Dataset rows about figures:
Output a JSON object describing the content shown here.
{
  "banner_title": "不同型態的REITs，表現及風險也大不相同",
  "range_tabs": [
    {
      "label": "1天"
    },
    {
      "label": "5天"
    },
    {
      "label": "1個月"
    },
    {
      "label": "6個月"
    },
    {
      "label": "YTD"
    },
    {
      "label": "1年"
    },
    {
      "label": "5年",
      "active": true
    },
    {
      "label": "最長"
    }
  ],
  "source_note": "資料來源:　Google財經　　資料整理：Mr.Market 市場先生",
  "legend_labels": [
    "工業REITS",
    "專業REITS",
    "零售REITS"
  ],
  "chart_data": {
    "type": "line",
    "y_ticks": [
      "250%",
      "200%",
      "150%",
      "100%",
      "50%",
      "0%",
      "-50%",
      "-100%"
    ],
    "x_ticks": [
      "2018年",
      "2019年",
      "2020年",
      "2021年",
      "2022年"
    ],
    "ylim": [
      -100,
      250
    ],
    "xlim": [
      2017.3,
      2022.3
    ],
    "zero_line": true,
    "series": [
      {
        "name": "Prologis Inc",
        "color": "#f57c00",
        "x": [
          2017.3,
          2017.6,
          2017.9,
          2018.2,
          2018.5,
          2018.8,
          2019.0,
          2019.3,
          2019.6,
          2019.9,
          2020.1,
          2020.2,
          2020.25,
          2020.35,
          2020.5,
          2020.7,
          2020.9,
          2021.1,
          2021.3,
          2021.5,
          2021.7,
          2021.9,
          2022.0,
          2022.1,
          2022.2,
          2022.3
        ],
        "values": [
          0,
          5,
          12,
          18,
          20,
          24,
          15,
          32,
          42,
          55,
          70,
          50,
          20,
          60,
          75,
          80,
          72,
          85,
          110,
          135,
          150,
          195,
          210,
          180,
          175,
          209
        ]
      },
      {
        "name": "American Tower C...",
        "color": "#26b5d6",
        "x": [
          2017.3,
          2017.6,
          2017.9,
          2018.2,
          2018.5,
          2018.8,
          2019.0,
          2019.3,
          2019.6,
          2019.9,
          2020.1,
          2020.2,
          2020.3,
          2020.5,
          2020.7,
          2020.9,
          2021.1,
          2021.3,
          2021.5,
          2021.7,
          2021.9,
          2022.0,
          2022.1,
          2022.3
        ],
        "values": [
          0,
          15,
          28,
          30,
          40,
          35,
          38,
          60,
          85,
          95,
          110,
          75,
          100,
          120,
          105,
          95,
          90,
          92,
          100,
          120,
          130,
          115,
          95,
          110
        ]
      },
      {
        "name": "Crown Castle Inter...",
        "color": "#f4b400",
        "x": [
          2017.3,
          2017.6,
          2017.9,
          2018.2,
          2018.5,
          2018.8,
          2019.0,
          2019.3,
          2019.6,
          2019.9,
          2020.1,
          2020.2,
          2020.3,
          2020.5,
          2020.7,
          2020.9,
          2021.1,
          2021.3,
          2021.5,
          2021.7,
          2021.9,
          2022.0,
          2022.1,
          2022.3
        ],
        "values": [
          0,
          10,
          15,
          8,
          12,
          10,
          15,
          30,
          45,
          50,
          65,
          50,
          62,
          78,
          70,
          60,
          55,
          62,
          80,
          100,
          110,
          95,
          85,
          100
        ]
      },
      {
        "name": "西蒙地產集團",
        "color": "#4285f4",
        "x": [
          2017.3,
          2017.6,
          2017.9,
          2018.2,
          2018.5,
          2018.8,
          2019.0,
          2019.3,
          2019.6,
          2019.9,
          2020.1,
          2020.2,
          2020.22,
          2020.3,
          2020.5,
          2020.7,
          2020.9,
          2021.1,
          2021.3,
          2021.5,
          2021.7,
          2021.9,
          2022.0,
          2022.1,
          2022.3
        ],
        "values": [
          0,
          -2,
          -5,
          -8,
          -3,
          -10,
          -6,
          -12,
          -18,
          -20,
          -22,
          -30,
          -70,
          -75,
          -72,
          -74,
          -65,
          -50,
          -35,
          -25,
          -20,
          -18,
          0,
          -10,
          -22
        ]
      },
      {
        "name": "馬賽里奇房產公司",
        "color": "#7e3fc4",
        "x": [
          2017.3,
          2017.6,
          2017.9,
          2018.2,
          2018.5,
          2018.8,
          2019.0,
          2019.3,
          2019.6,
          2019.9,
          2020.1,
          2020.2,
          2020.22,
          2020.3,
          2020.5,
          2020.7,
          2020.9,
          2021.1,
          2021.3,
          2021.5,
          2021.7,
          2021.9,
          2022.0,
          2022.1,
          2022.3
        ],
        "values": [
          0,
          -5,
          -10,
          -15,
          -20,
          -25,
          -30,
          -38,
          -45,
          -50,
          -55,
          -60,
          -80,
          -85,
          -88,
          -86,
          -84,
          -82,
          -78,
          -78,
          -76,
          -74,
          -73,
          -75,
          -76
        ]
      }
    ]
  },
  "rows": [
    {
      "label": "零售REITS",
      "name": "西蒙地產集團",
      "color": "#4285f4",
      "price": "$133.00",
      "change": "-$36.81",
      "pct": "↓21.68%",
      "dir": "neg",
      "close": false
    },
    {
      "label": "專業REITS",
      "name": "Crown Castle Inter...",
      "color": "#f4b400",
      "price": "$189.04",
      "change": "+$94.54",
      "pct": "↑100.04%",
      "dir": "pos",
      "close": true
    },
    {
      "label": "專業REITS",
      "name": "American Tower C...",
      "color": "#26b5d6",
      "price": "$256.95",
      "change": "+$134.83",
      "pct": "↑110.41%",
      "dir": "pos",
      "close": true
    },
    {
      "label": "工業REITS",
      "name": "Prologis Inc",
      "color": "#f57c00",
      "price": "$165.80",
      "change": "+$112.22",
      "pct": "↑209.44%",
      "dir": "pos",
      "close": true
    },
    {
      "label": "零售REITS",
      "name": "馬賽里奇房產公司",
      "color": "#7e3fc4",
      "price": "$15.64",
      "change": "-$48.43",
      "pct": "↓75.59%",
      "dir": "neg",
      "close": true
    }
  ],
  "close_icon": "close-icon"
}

To do:
Transcribe all of the material exactly. Omit nothing.

Output below:
Output a JSON object describing the content shown here.
{
  "banner_title": "不同型態的REITs，表現及風險也大不相同",
  "range_tabs": [
    {
      "label": "1天"
    },
    {
      "label": "5天"
    },
    {
      "label": "1個月"
    },
    {
      "label": "6個月"
    },
    {
      "label": "YTD"
    },
    {
      "label": "1年"
    },
    {
      "label": "5年",
      "active": true
    },
    {
      "label": "最長"
    }
  ],
  "source_note": "資料來源:　Google財經　　資料整理：Mr.Market 市場先生",
  "legend_labels": [
    "工業REITS",
    "專業REITS",
    "零售REITS"
  ],
  "chart_data": {
    "type": "line",
    "y_ticks": [
      "250%",
      "200%",
      "150%",
      "100%",
      "50%",
      "0%",
      "-50%",
      "-100%"
    ],
    "x_ticks": [
      "2018年",
      "2019年",
      "2020年",
      "2021年",
      "2022年"
    ],
    "ylim": [
      -100,
      250
    ],
    "xlim": [
      2017.3,
      2022.3
    ],
    "zero_line": true,
    "series": [
      {
        "name": "Prologis Inc",
        "color": "#f57c00",
        "x": [
          2017.3,
          2017.6,
          2017.9,
          2018.2,
          2018.5,
          2018.8,
          2019.0,
          2019.3,
          2019.6,
          2019.9,
          2020.1,
          2020.2,
          2020.25,
          2020.35,
          2020.5,
          2020.7,
          2020.9,
          2021.1,
          2021.3,
          2021.5,
          2021.7,
          2021.9,
          2022.0,
          2022.1,
          2022.2,
          2022.3
        ],
        "values": [
          0,
          5,
          12,
          18,
          20,
          24,
          15,
          32,
          42,
          55,
          70,
          50,
          20,
          60,
          75,
          80,
          72,
          85,
          110,
          135,
          150,
          195,
          210,
          180,
          175,
          209
        ]
      },
      {
        "name": "American Tower C...",
        "color": "#26b5d6",
        "x": [
          2017.3,
          2017.6,
          2017.9,
          2018.2,
          2018.5,
          2018.8,
          2019.0,
          2019.3,
          2019.6,
          2019.9,
          2020.1,
          2020.2,
          2020.3,
          2020.5,
          2020.7,
          2020.9,
          2021.1,
          2021.3,
          2021.5,
          2021.7,
          2021.9,
          2022.0,
          2022.1,
          2022.3
        ],
        "values": [
          0,
          15,
          28,
          30,
          40,
          35,
          38,
          60,
          85,
          95,
          110,
          75,
          100,
          120,
          105,
          95,
          90,
          92,
          100,
          120,
          130,
          115,
          95,
          110
        ]
      },
      {
        "name": "Crown Castle Inter...",
        "color": "#f4b400",
        "x": [
          2017.3,
          2017.6,
          2017.9,
          2018.2,
          2018.5,
          2018.8,
          2019.0,
          2019.3,
          2019.6,
          2019.9,
          2020.1,
          2020.2,
          2020.3,
          2020.5,
          2020.7,
          2020.9,
          2021.1,
          2021.3,
          2021.5,
          2021.7,
          2021.9,
          2022.0,
          2022.1,
          2022.3
        ],
        "values": [
          0,
          10,
          15,
          8,
          12,
          10,
          15,
          30,
          45,
          50,
          65,
          50,
          62,
          78,
          70,
          60,
          55,
          62,
          80,
          100,
          110,
          95,
          85,
          100
        ]
      },
      {
        "name": "西蒙地產集團",
        "color": "#4285f4",
        "x": [
          2017.3,
          2017.6,
          2017.9,
          2018.2,
          2018.5,
          2018.8,
          2019.0,
          2019.3,
          2019.6,
          2019.9,
          2020.1,
          2020.2,
          2020.22,
          2020.3,
          2020.5,
          2020.7,
          2020.9,
          2021.1,
          2021.3,
          2021.5,
          2021.7,
          2021.9,
          2022.0,
          2022.1,
          2022.3
        ],
        "values": [
          0,
          -2,
          -5,
          -8,
          -3,
          -10,
          -6,
          -12,
          -18,
          -20,
          -22,
          -30,
          -70,
          -75,
          -72,
          -74,
          -65,
          -50,
          -35,
          -25,
          -20,
          -18,
          0,
          -10,
          -22
        ]
      },
      {
        "name": "馬賽里奇房產公司",
        "color": "#7e3fc4",
        "x": [
          2017.3,
          2017.6,
          2017.9,
          2018.2,
          2018.5,
          2018.8,
          2019.0,
          2019.3,
          2019.6,
          2019.9,
          2020.1,
          2020.2,
          2020.22,
          2020.3,
          2020.5,
          2020.7,
          2020.9,
          2021.1,
          2021.3,
          2021.5,
          2021.7,
          2021.9,
          2022.0,
          2022.1,
          2022.3
        ],
        "values": [
          0,
          -5,
          -10,
          -15,
          -20,
          -25,
          -30,
          -38,
          -45,
          -50,
          -55,
          -60,
          -80,
          -85,
          -88,
          -86,
          -84,
          -82,
          -78,
          -78,
          -76,
          -74,
          -73,
          -75,
          -76
        ]
      }
    ]
  },
  "rows": [
    {
      "label": "零售REITS",
      "name": "西蒙地產集團",
      "color": "#4285f4",
      "price": "$133.00",
      "change": "-$36.81",
      "pct": "↓21.68%",
      "dir": "neg",
      "close": false
    },
    {
      "label": "專業REITS",
      "name": "Crown Castle Inter...",
      "color": "#f4b400",
      "price": "$189.04",
      "change": "+$94.54",
      "pct": "↑100.04%",
      "dir": "pos",
      "close": true
    },
    {
      "label": "專業REITS",
      "name": "American Tower C...",
      "color": "#26b5d6",
      "price": "$256.95",
      "change": "+$134.83",
      "pct": "↑110.41%",
      "dir": "pos",
      "close": true
    },
    {
      "label": "工業REITS",
      "name": "Prologis Inc",
      "color": "#f57c00",
      "price": "$165.80",
      "change": "+$112.22",
      "pct": "↑209.44%",
      "dir": "pos",
      "close": true
    },
    {
      "label": "零售REITS",
      "name": "馬賽里奇房產公司",
      "color": "#7e3fc4",
      "price": "$15.64",
      "change": "-$48.43",
      "pct": "↓75.59%",
      "dir": "neg",
      "close": true
    }
  ],
  "close_icon": "close-icon"
}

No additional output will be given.